* [Istruzione scritta 1]:
Secondo la sezione del documento, su quale piattaforma il comico Nazar Mohammad Khasha pubblicava le sue routine?
* [Istruzione scritta 2]:
Restituisci senza alcuna modifica le righe fornite, dalla riga che contiene "coord-label-row-left: 8 [65,127,70,131]" fino alla riga che contiene "save-icon[interactable]: ▣ [19,8,26,15]", entrambe incluse.

* [Sezione del documento]:

=-=-=

Alcune di queste milizie hanno informalmente distribuito volantini in alcune aree che controllano, ricordando molte delle rigide regole imposte dal precedente regime talebano.

Che le cose non siano cambiate, nei fatti, lo dimostrerebbe anche l'esecuzione del comico afghano Nazar Mohammad Khasha, a luglio scorso. La sua morte ha suscitato una rabbia diffusa. "Sembra che le forze talebane lo abbiano giustiziato perché prendeva in giro i leader talebani", ha detto in una dichiarazione Patricia Gossman, direttore associato per l'Asia di Human Rights Watch . "Il suo omicidio e altri recenti abusi dimostrano la volontà dei comandanti talebani di reprimere con la violenza anche le critiche più banali".

Mohammad non era un personaggio televisivo noto, ma pubblicava le sue routine su TikTok. Era noto per le battute crude, le canzoni divertenti, il prendere in giro se stesso e tutti coloro che lo circondavano. Il portavoce dei talebani Zabihullah Mujahid ha riconosciuto che i due uomini che hanno ucciso il comico erano talebani, ma ha sostenuto che non vi era alcun ordine di ucciderlo e che avrebbero dovuto "solo" arrestare il comico e portarlo davanti a un tribunale talebano.

La lezione appresa dai talebani in quel quinquennio di feroce governo a Kabul a fine anni '90 è però soprattutto una: è impossibile gestire un Paese così grande e povero, se ostracizzato dalla comunità internazionale. Più "presentabili" nei meeting internazionali forse, ma non si vedono cambiamenti di sorta in nessuna delle loro convinzioni fondamentali: una legge islamica rigorosa e senza compromessi di alcun tipo aleggia sul Paese. Forse la vecchia generazione degli "studenti coranici", i sopravvissuti degli anni '90, è più colta di allora. Basta questo per sperare in un cambiamento reale tra i talebani? Difficile.

Nulla fa ritenere con qualche grado di certezza, oggi, che i nuovi comandanti più giovani siano meno radicali di coloro che a metà anni novanta sconvolsero l'Afghanistan, e il mondo intero.

Qualche segnale di "apertura" (tra mille virgolette) c'è. Oggi i talebani hanno chiesto alle donne di mantenere le loro funzioni e riprendere qualsiasi ruolo ufficiale sotto il loro nuovo governo. Per Associated Press, Enamullah Samangani, membro della commissione culturale dei talebani, ha dichiarato che "l'Emirato islamico non vuole che le donne siano vittime... Dovrebbero essere nella struttura del governo secondo la legge della Sharia", aggiungendo che "la struttura del governo non è del tutto chiara, ma in base all'esperienza, dovrebbe esserci una leadership completamente islamica e tutte le parti dovrebbero partecipare". La tv Tolo News riferisce che le conduttrici sono tornate al lavoro. Il direttore Miraqa Popal in un tweet annuncia il ritorno delle donne in tv e posta la foto di una giornalista in video che sta intervistando un portavoce dei talebani e altre immagini dalla riunione di redazione a cui partecipa una donna.

=-=-=

* [Righe fornite]:
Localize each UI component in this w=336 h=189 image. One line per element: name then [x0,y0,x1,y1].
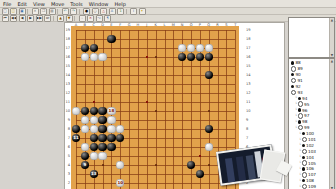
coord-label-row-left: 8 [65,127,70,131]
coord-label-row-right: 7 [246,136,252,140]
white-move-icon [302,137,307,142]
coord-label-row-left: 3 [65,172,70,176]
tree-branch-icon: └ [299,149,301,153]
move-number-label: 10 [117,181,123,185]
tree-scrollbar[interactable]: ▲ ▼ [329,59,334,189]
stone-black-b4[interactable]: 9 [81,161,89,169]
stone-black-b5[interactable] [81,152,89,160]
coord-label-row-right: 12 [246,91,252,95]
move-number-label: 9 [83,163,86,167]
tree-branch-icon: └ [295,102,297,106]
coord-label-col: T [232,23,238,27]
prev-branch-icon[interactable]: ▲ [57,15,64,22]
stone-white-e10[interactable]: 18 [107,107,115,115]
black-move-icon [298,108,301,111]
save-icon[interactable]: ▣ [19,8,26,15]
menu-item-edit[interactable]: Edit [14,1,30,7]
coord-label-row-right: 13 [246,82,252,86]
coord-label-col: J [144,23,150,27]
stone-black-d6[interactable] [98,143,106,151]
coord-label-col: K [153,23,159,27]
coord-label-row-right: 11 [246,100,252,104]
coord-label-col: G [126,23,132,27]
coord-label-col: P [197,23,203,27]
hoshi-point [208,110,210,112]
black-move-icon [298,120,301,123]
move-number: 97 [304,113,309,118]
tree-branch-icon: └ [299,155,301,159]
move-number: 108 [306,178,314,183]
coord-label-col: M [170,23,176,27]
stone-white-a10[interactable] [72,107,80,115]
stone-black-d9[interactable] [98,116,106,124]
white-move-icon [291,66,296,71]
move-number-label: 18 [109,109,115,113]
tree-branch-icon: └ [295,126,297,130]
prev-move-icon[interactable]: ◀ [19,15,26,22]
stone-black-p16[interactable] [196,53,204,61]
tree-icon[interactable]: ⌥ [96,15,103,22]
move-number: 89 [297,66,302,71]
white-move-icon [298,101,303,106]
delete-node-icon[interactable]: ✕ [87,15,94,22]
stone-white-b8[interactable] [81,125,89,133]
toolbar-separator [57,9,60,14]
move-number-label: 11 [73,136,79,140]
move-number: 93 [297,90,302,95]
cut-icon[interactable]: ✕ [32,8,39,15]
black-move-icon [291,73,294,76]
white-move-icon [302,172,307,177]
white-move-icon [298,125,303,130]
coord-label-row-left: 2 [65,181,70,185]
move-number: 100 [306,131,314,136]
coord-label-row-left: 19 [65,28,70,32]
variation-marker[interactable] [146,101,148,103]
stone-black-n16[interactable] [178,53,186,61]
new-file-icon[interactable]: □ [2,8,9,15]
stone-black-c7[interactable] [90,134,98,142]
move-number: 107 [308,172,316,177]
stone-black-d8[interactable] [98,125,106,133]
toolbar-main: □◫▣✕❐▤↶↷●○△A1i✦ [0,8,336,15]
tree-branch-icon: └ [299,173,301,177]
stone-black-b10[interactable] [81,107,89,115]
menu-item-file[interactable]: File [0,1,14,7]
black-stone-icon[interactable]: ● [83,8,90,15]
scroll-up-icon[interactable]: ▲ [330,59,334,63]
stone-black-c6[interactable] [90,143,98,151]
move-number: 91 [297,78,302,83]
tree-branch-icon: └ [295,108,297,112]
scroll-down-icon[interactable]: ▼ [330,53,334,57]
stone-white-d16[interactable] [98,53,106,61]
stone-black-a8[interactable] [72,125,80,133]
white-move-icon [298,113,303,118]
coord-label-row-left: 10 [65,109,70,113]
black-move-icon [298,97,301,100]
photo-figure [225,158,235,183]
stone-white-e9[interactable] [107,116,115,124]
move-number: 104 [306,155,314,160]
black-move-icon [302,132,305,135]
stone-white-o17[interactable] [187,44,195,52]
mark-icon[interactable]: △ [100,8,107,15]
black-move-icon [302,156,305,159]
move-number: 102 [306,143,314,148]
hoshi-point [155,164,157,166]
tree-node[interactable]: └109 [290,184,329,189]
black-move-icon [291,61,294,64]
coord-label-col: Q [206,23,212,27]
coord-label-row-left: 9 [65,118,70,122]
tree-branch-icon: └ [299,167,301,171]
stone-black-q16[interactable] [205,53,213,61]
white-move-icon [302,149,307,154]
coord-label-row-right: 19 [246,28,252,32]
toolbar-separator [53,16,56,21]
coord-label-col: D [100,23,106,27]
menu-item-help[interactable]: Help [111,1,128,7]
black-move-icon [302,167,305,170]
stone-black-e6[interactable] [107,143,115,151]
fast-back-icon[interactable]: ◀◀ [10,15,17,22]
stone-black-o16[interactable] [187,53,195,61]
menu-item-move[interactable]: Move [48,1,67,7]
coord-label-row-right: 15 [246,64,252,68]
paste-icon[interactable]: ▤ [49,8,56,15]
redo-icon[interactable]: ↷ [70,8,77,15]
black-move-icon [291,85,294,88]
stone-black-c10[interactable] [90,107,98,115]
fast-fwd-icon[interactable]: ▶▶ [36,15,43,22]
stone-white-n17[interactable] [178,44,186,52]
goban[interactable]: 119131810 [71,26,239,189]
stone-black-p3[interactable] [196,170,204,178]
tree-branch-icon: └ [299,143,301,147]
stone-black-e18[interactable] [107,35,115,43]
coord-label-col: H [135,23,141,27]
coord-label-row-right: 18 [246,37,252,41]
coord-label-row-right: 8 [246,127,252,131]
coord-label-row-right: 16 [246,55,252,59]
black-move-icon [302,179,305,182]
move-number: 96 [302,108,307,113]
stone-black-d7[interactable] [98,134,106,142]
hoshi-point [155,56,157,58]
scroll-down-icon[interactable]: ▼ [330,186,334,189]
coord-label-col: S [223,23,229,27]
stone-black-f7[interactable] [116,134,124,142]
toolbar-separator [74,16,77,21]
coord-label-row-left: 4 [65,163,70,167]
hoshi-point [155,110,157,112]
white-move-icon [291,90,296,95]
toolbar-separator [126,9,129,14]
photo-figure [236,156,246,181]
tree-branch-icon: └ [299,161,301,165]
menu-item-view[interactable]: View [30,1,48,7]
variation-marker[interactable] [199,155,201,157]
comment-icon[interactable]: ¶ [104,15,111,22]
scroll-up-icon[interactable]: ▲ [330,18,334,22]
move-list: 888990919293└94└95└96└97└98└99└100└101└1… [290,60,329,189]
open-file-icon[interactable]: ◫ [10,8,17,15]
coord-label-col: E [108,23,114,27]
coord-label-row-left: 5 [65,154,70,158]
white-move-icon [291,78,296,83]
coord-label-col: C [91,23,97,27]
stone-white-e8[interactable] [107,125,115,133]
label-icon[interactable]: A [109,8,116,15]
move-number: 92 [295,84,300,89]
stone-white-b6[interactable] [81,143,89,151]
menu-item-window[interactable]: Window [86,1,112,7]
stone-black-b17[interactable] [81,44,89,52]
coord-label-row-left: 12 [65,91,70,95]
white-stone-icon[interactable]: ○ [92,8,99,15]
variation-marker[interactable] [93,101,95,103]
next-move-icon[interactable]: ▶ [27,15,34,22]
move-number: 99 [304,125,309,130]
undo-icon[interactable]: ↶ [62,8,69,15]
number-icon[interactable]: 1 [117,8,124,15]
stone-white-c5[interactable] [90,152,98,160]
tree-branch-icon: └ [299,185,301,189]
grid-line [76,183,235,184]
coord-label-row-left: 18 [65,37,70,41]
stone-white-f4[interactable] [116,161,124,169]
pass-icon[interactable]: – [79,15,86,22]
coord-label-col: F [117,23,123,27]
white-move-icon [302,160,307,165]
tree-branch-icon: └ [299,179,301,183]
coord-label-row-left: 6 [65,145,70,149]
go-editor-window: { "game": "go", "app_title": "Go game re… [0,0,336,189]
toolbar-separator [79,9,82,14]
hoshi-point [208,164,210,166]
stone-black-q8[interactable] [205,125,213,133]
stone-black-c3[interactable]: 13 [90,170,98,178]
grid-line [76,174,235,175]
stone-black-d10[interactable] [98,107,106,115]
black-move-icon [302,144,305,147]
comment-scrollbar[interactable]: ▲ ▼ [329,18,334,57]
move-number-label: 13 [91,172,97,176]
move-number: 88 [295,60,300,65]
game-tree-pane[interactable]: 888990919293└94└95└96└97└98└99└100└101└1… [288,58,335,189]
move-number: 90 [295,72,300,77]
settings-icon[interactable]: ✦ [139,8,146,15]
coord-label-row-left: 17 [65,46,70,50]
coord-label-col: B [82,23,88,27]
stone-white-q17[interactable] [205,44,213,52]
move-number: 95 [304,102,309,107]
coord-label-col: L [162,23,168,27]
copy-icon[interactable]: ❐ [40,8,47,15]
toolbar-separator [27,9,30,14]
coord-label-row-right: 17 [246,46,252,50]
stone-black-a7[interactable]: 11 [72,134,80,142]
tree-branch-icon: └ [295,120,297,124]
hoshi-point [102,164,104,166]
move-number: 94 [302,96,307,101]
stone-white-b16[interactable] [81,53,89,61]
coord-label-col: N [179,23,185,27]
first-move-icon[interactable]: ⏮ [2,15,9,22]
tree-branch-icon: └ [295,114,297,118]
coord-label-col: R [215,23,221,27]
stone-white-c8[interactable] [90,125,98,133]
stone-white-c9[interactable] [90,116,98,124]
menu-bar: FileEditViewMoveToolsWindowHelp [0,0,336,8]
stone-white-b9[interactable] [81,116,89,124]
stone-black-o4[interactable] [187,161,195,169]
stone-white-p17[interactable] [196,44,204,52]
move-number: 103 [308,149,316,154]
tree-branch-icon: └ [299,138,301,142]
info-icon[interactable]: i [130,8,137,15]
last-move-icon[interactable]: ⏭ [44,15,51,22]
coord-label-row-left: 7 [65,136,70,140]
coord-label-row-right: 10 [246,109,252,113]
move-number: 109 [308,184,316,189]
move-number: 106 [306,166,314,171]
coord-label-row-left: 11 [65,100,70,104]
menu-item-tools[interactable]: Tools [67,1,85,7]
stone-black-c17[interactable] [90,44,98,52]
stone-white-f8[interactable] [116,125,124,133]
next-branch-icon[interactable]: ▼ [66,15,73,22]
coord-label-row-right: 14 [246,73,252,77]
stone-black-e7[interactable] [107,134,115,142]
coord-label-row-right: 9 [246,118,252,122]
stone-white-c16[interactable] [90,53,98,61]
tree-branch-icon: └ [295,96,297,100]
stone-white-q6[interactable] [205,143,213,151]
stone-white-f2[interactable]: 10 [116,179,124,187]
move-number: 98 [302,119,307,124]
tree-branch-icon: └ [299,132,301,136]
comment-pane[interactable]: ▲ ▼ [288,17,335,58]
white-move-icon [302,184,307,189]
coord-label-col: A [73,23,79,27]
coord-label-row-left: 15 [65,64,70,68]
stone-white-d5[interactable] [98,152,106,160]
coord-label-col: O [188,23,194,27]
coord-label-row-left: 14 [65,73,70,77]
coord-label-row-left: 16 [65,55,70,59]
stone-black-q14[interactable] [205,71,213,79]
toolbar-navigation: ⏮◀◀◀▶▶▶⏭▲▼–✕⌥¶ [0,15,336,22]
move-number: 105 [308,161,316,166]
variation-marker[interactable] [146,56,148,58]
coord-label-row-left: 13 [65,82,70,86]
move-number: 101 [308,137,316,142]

=-=-=

* [Risultato 1]:
Su TikTok.

* [Risultato 2]:
coord-label-row-left: 8 [65,127,70,131]
coord-label-row-right: 7 [246,136,252,140]
white-move-icon [302,137,307,142]
coord-label-row-left: 3 [65,172,70,176]
tree-branch-icon: └ [299,149,301,153]
move-number-label: 10 [117,181,123,185]
tree-scrollbar[interactable]: ▲ ▼ [329,59,334,189]
stone-black-b4[interactable]: 9 [81,161,89,169]
stone-black-b5[interactable] [81,152,89,160]
coord-label-row-right: 12 [246,91,252,95]
move-number-label: 9 [83,163,86,167]
tree-branch-icon: └ [295,102,297,106]
coord-label-col: T [232,23,238,27]
prev-branch-icon[interactable]: ▲ [57,15,64,22]
stone-white-e10[interactable]: 18 [107,107,115,115]
black-move-icon [298,108,301,111]
save-icon[interactable]: ▣ [19,8,26,15]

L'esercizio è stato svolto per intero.